BEGIN INPUT

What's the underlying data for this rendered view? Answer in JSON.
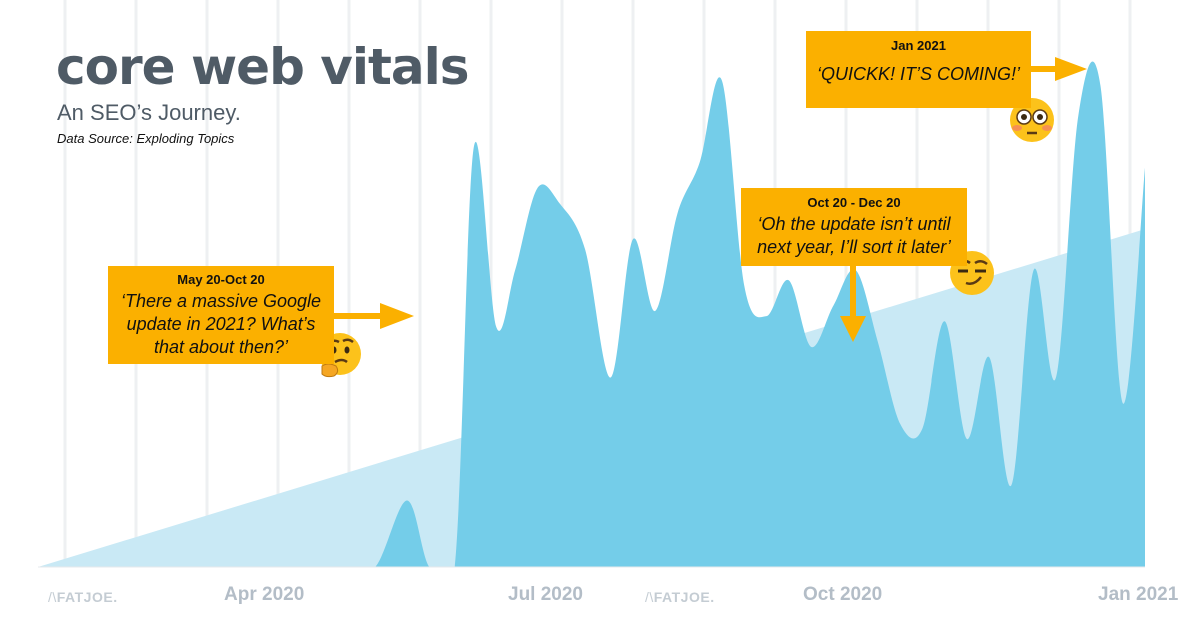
{
  "header": {
    "title": "core web vitals",
    "subtitle": "An SEO’s Journey.",
    "source": "Data Source: Exploding Topics"
  },
  "watermarks": [
    "FATJOE.",
    "FATJOE."
  ],
  "colors": {
    "area": "#74cde9",
    "trend": "#c9e9f5",
    "gridline": "#eef0f2",
    "annotation_bg": "#fbb000",
    "title_text": "#4f5b66",
    "tick_text": "#b3bdc7"
  },
  "annotations": [
    {
      "period": "May 20-Oct 20",
      "quote": "‘There a massive Google update in 2021? What’s that about then?’",
      "emoji": "thinking-face"
    },
    {
      "period": "Oct 20 - Dec 20",
      "quote": "‘Oh the update isn’t until next year, I’ll sort it later’",
      "emoji": "smirking-face"
    },
    {
      "period": "Jan 2021",
      "quote": "‘QUICKK! IT’S COMING!’",
      "emoji": "flushed-face"
    }
  ],
  "chart_data": {
    "type": "area",
    "title": "core web vitals",
    "subtitle": "An SEO’s Journey.",
    "xlabel": "",
    "ylabel": "",
    "x_ticks": [
      "Apr 2020",
      "Jul 2020",
      "Oct 2020",
      "Jan 2021"
    ],
    "x": [
      "2020-01-20",
      "2020-02-15",
      "2020-03-10",
      "2020-03-25",
      "2020-04-10",
      "2020-04-25",
      "2020-05-05",
      "2020-05-15",
      "2020-05-22",
      "2020-05-30",
      "2020-06-05",
      "2020-06-12",
      "2020-06-18",
      "2020-06-25",
      "2020-07-02",
      "2020-07-10",
      "2020-07-18",
      "2020-07-25",
      "2020-08-01",
      "2020-08-08",
      "2020-08-15",
      "2020-08-22",
      "2020-08-29",
      "2020-09-05",
      "2020-09-12",
      "2020-09-19",
      "2020-09-26",
      "2020-10-03",
      "2020-10-10",
      "2020-10-17",
      "2020-10-24",
      "2020-10-31",
      "2020-11-07",
      "2020-11-14",
      "2020-11-21",
      "2020-11-28",
      "2020-12-05",
      "2020-12-12",
      "2020-12-19",
      "2020-12-26",
      "2021-01-02"
    ],
    "values": [
      0,
      0,
      0,
      0,
      0,
      0,
      0,
      13,
      0,
      0,
      82,
      47,
      58,
      74,
      71,
      62,
      37,
      64,
      50,
      69,
      79,
      95,
      55,
      49,
      56,
      43,
      51,
      58,
      44,
      28,
      27,
      48,
      25,
      41,
      16,
      58,
      37,
      88,
      94,
      32,
      78
    ],
    "ylim": [
      0,
      100
    ],
    "trend": {
      "start": 0,
      "end": 66
    },
    "grid": true,
    "legend": "none"
  }
}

END INPUT

• EXERCISE INSTRUCTIONS
Without including any pictures, reproduce the listing exactly.

• SOLUTION TO THE PROBLEM
What's the underlying data for this rendered view? Answer in JSON.
{
  "header": {
    "title": "core web vitals",
    "subtitle": "An SEO’s Journey.",
    "source": "Data Source: Exploding Topics"
  },
  "watermarks": [
    "FATJOE.",
    "FATJOE."
  ],
  "colors": {
    "area": "#74cde9",
    "trend": "#c9e9f5",
    "gridline": "#eef0f2",
    "annotation_bg": "#fbb000",
    "title_text": "#4f5b66",
    "tick_text": "#b3bdc7"
  },
  "annotations": [
    {
      "period": "May 20-Oct 20",
      "quote": "‘There a massive Google update in 2021? What’s that about then?’",
      "emoji": "thinking-face"
    },
    {
      "period": "Oct 20 - Dec 20",
      "quote": "‘Oh the update isn’t until next year, I’ll sort it later’",
      "emoji": "smirking-face"
    },
    {
      "period": "Jan 2021",
      "quote": "‘QUICKK! IT’S COMING!’",
      "emoji": "flushed-face"
    }
  ],
  "chart_data": {
    "type": "area",
    "title": "core web vitals",
    "subtitle": "An SEO’s Journey.",
    "xlabel": "",
    "ylabel": "",
    "x_ticks": [
      "Apr 2020",
      "Jul 2020",
      "Oct 2020",
      "Jan 2021"
    ],
    "x": [
      "2020-01-20",
      "2020-02-15",
      "2020-03-10",
      "2020-03-25",
      "2020-04-10",
      "2020-04-25",
      "2020-05-05",
      "2020-05-15",
      "2020-05-22",
      "2020-05-30",
      "2020-06-05",
      "2020-06-12",
      "2020-06-18",
      "2020-06-25",
      "2020-07-02",
      "2020-07-10",
      "2020-07-18",
      "2020-07-25",
      "2020-08-01",
      "2020-08-08",
      "2020-08-15",
      "2020-08-22",
      "2020-08-29",
      "2020-09-05",
      "2020-09-12",
      "2020-09-19",
      "2020-09-26",
      "2020-10-03",
      "2020-10-10",
      "2020-10-17",
      "2020-10-24",
      "2020-10-31",
      "2020-11-07",
      "2020-11-14",
      "2020-11-21",
      "2020-11-28",
      "2020-12-05",
      "2020-12-12",
      "2020-12-19",
      "2020-12-26",
      "2021-01-02"
    ],
    "values": [
      0,
      0,
      0,
      0,
      0,
      0,
      0,
      13,
      0,
      0,
      82,
      47,
      58,
      74,
      71,
      62,
      37,
      64,
      50,
      69,
      79,
      95,
      55,
      49,
      56,
      43,
      51,
      58,
      44,
      28,
      27,
      48,
      25,
      41,
      16,
      58,
      37,
      88,
      94,
      32,
      78
    ],
    "ylim": [
      0,
      100
    ],
    "trend": {
      "start": 0,
      "end": 66
    },
    "grid": true,
    "legend": "none"
  }
}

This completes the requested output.